# START OF PROVIDED DATA

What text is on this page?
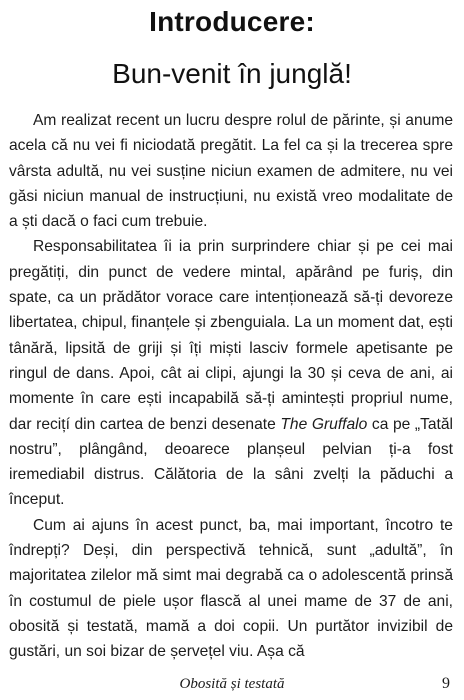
Introducere:
Bun-venit în junglă!

Am realizat recent un lucru despre rolul de părinte, și anume acela că nu vei fi niciodată pregătit. La fel ca și la trecerea spre vârsta adultă, nu vei susține niciun examen de admitere, nu vei găsi niciun manual de instrucțiuni, nu există vreo modalitate de a ști dacă o faci cum trebuie.

Responsabilitatea îi ia prin surprindere chiar și pe cei mai pregătiți, din punct de vedere mintal, apărând pe furiș, din spate, ca un prădător vorace care intenționează să-ți devoreze libertatea, chipul, finanțele și zbenguiala. La un moment dat, ești tânără, lipsită de griji și îți miști lasciv formele apetisante pe ringul de dans. Apoi, cât ai clipi, ajungi la 30 și ceva de ani, ai momente în care ești incapabilă să-ți amintești propriul nume, dar recițí din cartea de benzi desenate The Gruffalo ca pe „Tatăl nostru”, plângând, deoarece planșeul pelvian ți-a fost iremediabil distrus. Călătoria de la sâni zvelți la păduchi a început.

Cum ai ajuns în acest punct, ba, mai important, încotro te îndrepți? Deși, din perspectivă tehnică, sunt „adultă”, în majoritatea zilelor mă simt mai degrabă ca o adolescentă prinsă în costumul de piele ușor flască al unei mame de 37 de ani, obosită și testată, mamă a doi copii. Un purtător invizibil de gustări, un soi bizar de șervețel viu. Așa că

Obosită și testată	9
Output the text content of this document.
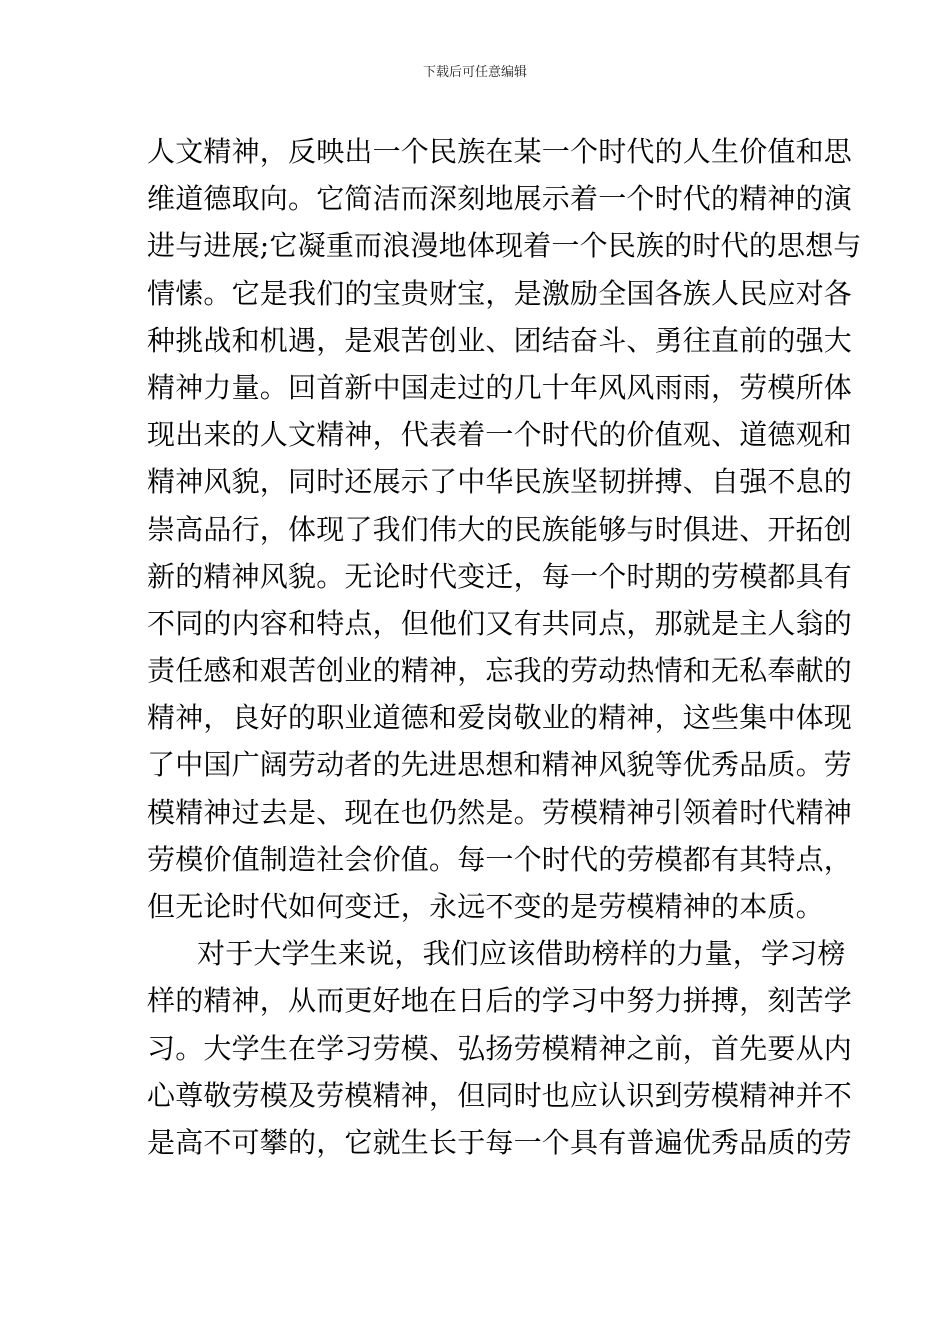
下载后可任意编辑
人文精神，反映出一个民族在某一个时代的人生价值和思
维道德取向。它简洁而深刻地展示着一个时代的精神的演
进与进展;它凝重而浪漫地体现着一个民族的时代的思想与
情愫。它是我们的宝贵财宝，是激励全国各族人民应对各
种挑战和机遇，是艰苦创业、团结奋斗、勇往直前的强大
精神力量。回首新中国走过的几十年风风雨雨，劳模所体
现出来的人文精神，代表着一个时代的价值观、道德观和
精神风貌，同时还展示了中华民族坚韧拼搏、自强不息的
崇高品行，体现了我们伟大的民族能够与时俱进、开拓创
新的精神风貌。无论时代变迁，每一个时期的劳模都具有
不同的内容和特点，但他们又有共同点，那就是主人翁的
责任感和艰苦创业的精神，忘我的劳动热情和无私奉献的
精神，良好的职业道德和爱岗敬业的精神，这些集中体现
了中国广阔劳动者的先进思想和精神风貌等优秀品质。劳
模精神过去是、现在也仍然是。劳模精神引领着时代精神
劳模价值制造社会价值。每一个时代的劳模都有其特点，
但无论时代如何变迁，永远不变的是劳模精神的本质。
对于大学生来说，我们应该借助榜样的力量，学习榜
样的精神，从而更好地在日后的学习中努力拼搏，刻苦学
习。大学生在学习劳模、弘扬劳模精神之前，首先要从内
心尊敬劳模及劳模精神，但同时也应认识到劳模精神并不
是高不可攀的，它就生长于每一个具有普遍优秀品质的劳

# END OF PROVIDED DATA

§ **AIM**: Find and copy every line in the entries above where the string "this" occurs.

§ **FINAL RESULT**:
What text is on this page?
Output the text content of this document.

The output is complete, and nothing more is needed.